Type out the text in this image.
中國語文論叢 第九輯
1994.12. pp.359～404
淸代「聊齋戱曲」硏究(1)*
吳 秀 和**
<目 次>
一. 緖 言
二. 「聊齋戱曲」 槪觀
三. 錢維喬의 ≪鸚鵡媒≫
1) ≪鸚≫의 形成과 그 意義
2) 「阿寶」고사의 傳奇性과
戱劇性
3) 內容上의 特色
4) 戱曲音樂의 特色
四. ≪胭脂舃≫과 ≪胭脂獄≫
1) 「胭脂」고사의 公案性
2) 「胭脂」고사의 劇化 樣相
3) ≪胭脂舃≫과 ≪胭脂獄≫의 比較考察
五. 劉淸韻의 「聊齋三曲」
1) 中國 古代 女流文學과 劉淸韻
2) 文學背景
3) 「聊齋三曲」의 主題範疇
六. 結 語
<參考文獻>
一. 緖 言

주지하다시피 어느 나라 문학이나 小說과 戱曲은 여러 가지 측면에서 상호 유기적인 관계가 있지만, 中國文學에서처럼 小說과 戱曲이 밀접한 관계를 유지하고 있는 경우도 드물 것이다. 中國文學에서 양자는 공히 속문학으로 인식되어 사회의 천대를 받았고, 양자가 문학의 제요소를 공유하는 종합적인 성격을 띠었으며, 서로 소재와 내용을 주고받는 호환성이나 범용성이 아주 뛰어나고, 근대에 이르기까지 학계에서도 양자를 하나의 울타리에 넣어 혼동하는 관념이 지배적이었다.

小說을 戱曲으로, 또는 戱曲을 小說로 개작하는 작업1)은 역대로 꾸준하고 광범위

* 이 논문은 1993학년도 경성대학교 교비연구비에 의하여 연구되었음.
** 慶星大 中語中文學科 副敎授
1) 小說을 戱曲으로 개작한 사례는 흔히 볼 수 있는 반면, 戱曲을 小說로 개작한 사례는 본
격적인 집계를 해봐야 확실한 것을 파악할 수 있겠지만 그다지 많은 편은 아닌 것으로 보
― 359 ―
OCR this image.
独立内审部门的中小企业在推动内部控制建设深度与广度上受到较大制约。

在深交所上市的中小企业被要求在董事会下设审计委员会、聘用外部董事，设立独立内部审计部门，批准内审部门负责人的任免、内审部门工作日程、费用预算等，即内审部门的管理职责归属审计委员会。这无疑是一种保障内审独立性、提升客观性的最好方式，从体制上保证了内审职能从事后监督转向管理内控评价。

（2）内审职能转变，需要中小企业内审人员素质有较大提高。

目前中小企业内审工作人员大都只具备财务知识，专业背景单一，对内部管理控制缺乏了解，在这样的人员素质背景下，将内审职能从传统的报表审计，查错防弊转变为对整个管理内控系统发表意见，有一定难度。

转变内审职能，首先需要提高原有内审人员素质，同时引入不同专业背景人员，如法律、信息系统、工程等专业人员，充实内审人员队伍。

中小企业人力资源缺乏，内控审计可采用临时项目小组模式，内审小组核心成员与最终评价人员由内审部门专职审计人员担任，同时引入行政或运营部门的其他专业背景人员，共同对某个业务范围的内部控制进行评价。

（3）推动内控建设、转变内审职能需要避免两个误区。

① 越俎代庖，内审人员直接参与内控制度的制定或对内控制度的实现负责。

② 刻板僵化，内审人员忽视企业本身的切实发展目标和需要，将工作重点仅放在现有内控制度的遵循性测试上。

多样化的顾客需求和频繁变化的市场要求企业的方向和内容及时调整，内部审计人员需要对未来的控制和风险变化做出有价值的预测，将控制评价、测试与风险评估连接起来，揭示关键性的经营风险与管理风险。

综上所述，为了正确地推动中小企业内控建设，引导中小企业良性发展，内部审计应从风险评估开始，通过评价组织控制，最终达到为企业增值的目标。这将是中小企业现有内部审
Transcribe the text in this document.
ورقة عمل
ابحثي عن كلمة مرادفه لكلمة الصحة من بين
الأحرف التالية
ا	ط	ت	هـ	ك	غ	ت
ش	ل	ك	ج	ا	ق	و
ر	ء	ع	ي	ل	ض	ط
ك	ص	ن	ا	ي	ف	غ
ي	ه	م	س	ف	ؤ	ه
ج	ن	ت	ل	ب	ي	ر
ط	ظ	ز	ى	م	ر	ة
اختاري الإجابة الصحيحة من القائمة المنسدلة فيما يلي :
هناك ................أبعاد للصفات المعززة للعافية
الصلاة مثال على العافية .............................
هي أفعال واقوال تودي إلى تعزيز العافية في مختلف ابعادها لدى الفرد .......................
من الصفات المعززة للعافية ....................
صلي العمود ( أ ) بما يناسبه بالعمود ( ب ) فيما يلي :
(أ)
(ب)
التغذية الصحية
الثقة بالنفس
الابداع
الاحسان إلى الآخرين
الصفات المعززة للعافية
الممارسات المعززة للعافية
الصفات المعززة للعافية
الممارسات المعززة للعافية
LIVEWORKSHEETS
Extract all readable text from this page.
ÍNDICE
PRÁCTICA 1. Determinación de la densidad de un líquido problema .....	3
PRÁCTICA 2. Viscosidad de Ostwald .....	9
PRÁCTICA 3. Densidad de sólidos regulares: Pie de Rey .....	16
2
▬▬▬
-- What you will do --
What is the number of lines in the data that hold the string "戱曲으로"? Answer with the number only.

-- Full answer --
2